WHAT YOU SHOULD DO –
From the entries below, copy every line where the string "longer" appears.

MATERIALS PROVIDED –

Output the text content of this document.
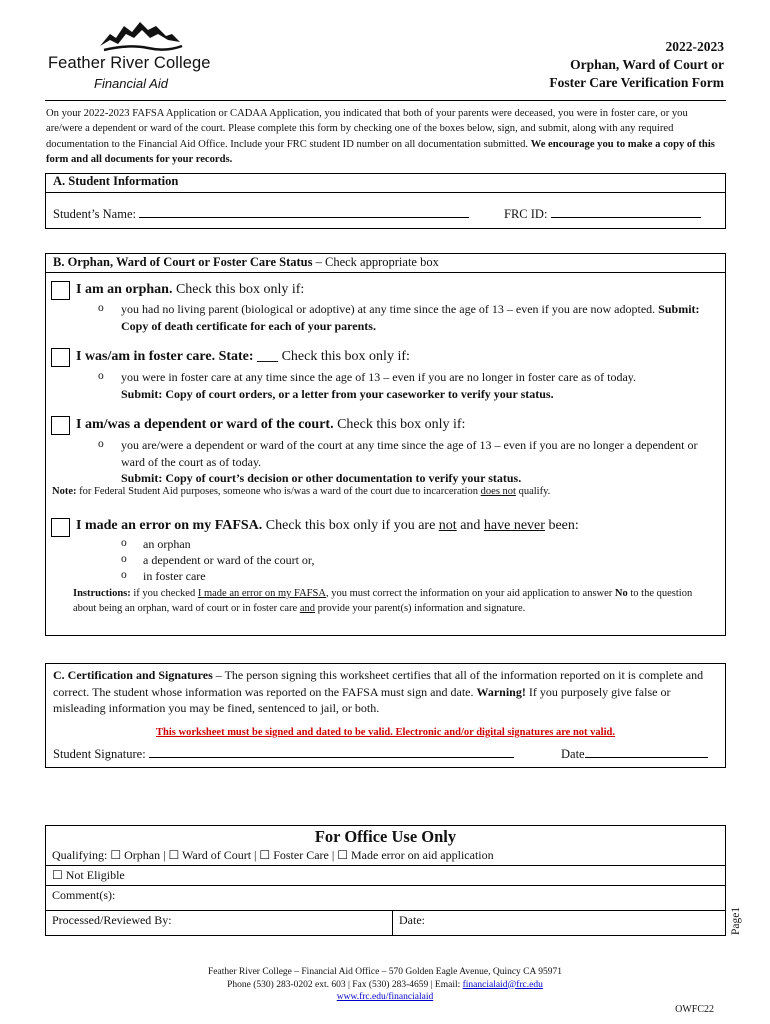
Feather River College
Financial Aid
2022-2023
Orphan, Ward of Court or
Foster Care Verification Form
On your 2022-2023 FAFSA Application or CADAA Application, you indicated that both of your parents were deceased, you were in foster care, or you are/were a dependent or ward of the court. Please complete this form by checking one of the boxes below, sign, and submit, along with any required documentation to the Financial Aid Office. Include your FRC student ID number on all documentation submitted. We encourage you to make a copy of this form and all documents for your records.
A. Student Information
Student’s Name:	FRC ID:
B. Orphan, Ward of Court or Foster Care Status – Check appropriate box
I am an orphan. Check this box only if:
o you had no living parent (biological or adoptive) at any time since the age of 13 – even if you are now adopted. Submit: Copy of death certificate for each of your parents.
I was/am in foster care. State: ___ Check this box only if:
o you were in foster care at any time since the age of 13 – even if you are no longer in foster care as of today.
Submit: Copy of court orders, or a letter from your caseworker to verify your status.
I am/was a dependent or ward of the court. Check this box only if:
o you are/were a dependent or ward of the court at any time since the age of 13 – even if you are no longer a dependent or ward of the court as of today.
Submit: Copy of court’s decision or other documentation to verify your status.
Note: for Federal Student Aid purposes, someone who is/was a ward of the court due to incarceration does not qualify.
I made an error on my FAFSA. Check this box only if you are not and have never been:
o an orphan
o a dependent or ward of the court or,
o in foster care
Instructions: if you checked I made an error on my FAFSA, you must correct the information on your aid application to answer No to the question about being an orphan, ward of court or in foster care and provide your parent(s) information and signature.
C. Certification and Signatures – The person signing this worksheet certifies that all of the information reported on it is complete and correct. The student whose information was reported on the FAFSA must sign and date. Warning! If you purposely give false or misleading information you may be fined, sentenced to jail, or both.
This worksheet must be signed and dated to be valid. Electronic and/or digital signatures are not valid.
Student Signature:	Date
For Office Use Only
Qualifying: ☐ Orphan | ☐ Ward of Court | ☐ Foster Care | ☐ Made error on aid application

☐ Not Eligible
Comment(s):
Processed/Reviewed By:	Date:
Feather River College – Financial Aid Office – 570 Golden Eagle Avenue, Quincy CA 95971
Phone (530) 283-0202 ext. 603 | Fax (530) 283-4659 | Email: financialaid@frc.edu
www.frc.edu/financialaid
Page1
OWFC22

OUTPUT OF THE TASK –
o you were in foster care at any time since the age of 13 – even if you are no longer in foster care as of today.
o you are/were a dependent or ward of the court at any time since the age of 13 – even if you are no longer a dependent or ward of the court as of today.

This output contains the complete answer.